> **DATA LISTING**:
☆ ☆ ☆ ☆ ☆
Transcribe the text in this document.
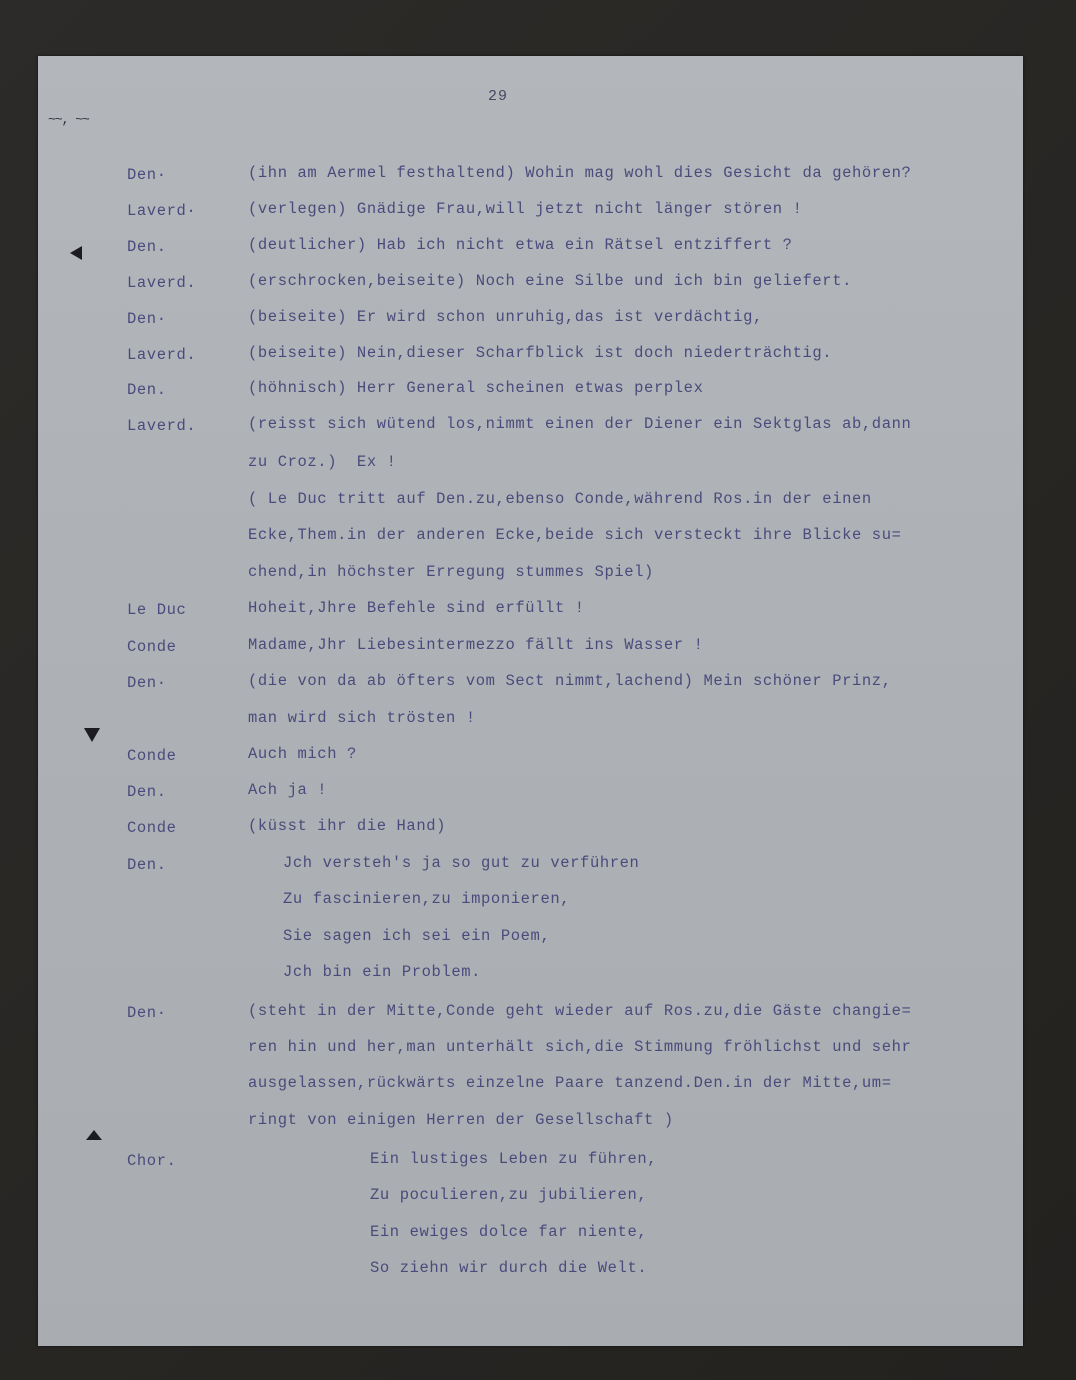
29
~~, ~~
Den·
Laverd·
Den.
Laverd.
Den·
Laverd.
Den.
Laverd.
Le Duc
Conde
Den·
Conde
Den.
Conde
Den.
Den·
Chor.
(ihn am Aermel festhaltend) Wohin mag wohl dies Gesicht da gehören?
(verlegen) Gnädige Frau,will jetzt nicht länger stören !
(deutlicher) Hab ich nicht etwa ein Rätsel entziffert ?
(erschrocken,beiseite) Noch eine Silbe und ich bin geliefert.
(beiseite) Er wird schon unruhig,das ist verdächtig,
(beiseite) Nein,dieser Scharfblick ist doch niederträchtig.
(höhnisch) Herr General scheinen etwas perplex
(reisst sich wütend los,nimmt einen der Diener ein Sektglas ab,dann
zu Croz.)  Ex !
( Le Duc tritt auf Den.zu,ebenso Conde,während Ros.in der einen
Ecke,Them.in der anderen Ecke,beide sich versteckt ihre Blicke su=
chend,in höchster Erregung stummes Spiel)
Hoheit,Jhre Befehle sind erfüllt !
Madame,Jhr Liebesintermezzo fällt ins Wasser !
(die von da ab öfters vom Sect nimmt,lachend) Mein schöner Prinz,
man wird sich trösten !
Auch mich ?
Ach ja !
(küsst ihr die Hand)
Jch versteh's ja so gut zu verführen
Zu fascinieren,zu imponieren,
Sie sagen ich sei ein Poem,
Jch bin ein Problem.
(steht in der Mitte,Conde geht wieder auf Ros.zu,die Gäste changie=
ren hin und her,man unterhält sich,die Stimmung fröhlichst und sehr
ausgelassen,rückwärts einzelne Paare tanzend.Den.in der Mitte,um=
ringt von einigen Herren der Gesellschaft )
Ein lustiges Leben zu führen,
Zu poculieren,zu jubilieren,
Ein ewiges dolce far niente,
So ziehn wir durch die Welt.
☆ ☆ ☆ ☆ ☆
> **SET TASK**: Return the material word for word. Pictures are not part of the copy.

> **CORRECT OUTPUT**:
Transcribe the text in this document.
29
~~, ~~
Den·
Laverd·
Den.
Laverd.
Den·
Laverd.
Den.
Laverd.
Le Duc
Conde
Den·
Conde
Den.
Conde
Den.
Den·
Chor.
(ihn am Aermel festhaltend) Wohin mag wohl dies Gesicht da gehören?
(verlegen) Gnädige Frau,will jetzt nicht länger stören !
(deutlicher) Hab ich nicht etwa ein Rätsel entziffert ?
(erschrocken,beiseite) Noch eine Silbe und ich bin geliefert.
(beiseite) Er wird schon unruhig,das ist verdächtig,
(beiseite) Nein,dieser Scharfblick ist doch niederträchtig.
(höhnisch) Herr General scheinen etwas perplex
(reisst sich wütend los,nimmt einen der Diener ein Sektglas ab,dann
zu Croz.)  Ex !
( Le Duc tritt auf Den.zu,ebenso Conde,während Ros.in der einen
Ecke,Them.in der anderen Ecke,beide sich versteckt ihre Blicke su=
chend,in höchster Erregung stummes Spiel)
Hoheit,Jhre Befehle sind erfüllt !
Madame,Jhr Liebesintermezzo fällt ins Wasser !
(die von da ab öfters vom Sect nimmt,lachend) Mein schöner Prinz,
man wird sich trösten !
Auch mich ?
Ach ja !
(küsst ihr die Hand)
Jch versteh's ja so gut zu verführen
Zu fascinieren,zu imponieren,
Sie sagen ich sei ein Poem,
Jch bin ein Problem.
(steht in der Mitte,Conde geht wieder auf Ros.zu,die Gäste changie=
ren hin und her,man unterhält sich,die Stimmung fröhlichst und sehr
ausgelassen,rückwärts einzelne Paare tanzend.Den.in der Mitte,um=
ringt von einigen Herren der Gesellschaft )
Ein lustiges Leben zu führen,
Zu poculieren,zu jubilieren,
Ein ewiges dolce far niente,
So ziehn wir durch die Welt.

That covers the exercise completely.